- Directions for this task
Your task is to copy each line that has the word "peak".

───── Record list ─────

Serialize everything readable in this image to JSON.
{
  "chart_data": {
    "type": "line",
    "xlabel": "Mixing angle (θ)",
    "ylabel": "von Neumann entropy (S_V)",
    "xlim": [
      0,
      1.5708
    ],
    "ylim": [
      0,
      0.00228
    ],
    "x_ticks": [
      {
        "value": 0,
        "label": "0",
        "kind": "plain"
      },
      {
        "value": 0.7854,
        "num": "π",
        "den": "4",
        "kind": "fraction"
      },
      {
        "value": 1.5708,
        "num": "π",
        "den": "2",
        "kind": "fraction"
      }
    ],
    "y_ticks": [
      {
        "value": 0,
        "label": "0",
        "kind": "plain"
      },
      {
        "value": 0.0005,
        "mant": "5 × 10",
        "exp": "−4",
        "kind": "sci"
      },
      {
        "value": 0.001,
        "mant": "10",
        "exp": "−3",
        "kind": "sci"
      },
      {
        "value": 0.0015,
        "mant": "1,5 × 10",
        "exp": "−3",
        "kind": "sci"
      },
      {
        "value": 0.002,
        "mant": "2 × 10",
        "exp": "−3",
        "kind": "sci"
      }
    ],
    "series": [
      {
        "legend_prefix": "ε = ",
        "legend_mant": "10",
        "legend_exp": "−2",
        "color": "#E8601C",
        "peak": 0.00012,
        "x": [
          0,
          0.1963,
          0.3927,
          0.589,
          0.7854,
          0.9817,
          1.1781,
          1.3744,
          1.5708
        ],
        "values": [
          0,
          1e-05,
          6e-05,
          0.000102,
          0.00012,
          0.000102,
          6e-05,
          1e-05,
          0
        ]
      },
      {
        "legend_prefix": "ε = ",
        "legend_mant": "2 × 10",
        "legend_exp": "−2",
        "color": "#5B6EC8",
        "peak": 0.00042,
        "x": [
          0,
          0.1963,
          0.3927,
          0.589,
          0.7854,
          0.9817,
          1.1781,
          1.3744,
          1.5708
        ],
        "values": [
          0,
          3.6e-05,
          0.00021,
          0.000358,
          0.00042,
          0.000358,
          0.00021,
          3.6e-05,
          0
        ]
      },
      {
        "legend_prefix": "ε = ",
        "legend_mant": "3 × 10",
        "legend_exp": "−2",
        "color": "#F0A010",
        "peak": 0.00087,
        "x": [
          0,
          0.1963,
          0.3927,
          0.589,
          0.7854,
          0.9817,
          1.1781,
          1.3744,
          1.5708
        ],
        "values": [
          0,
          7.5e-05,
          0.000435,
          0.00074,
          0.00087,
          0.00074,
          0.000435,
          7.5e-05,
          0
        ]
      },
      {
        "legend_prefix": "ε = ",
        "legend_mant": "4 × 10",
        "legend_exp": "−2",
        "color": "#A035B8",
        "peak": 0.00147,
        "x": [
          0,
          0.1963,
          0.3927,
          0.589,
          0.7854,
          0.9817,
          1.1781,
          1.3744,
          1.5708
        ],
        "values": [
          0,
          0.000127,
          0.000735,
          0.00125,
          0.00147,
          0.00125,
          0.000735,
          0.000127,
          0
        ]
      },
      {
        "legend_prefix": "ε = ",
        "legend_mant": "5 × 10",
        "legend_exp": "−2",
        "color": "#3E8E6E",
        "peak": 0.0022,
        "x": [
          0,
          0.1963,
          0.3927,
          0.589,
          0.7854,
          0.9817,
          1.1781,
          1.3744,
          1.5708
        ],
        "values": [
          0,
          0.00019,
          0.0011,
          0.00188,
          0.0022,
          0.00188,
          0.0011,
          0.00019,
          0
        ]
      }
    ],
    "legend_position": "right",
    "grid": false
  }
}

─────

- Expected output
        "peak": 0.00012,
        "peak": 0.00042,
        "peak": 0.00087,
        "peak": 0.00147,
        "peak": 0.0022,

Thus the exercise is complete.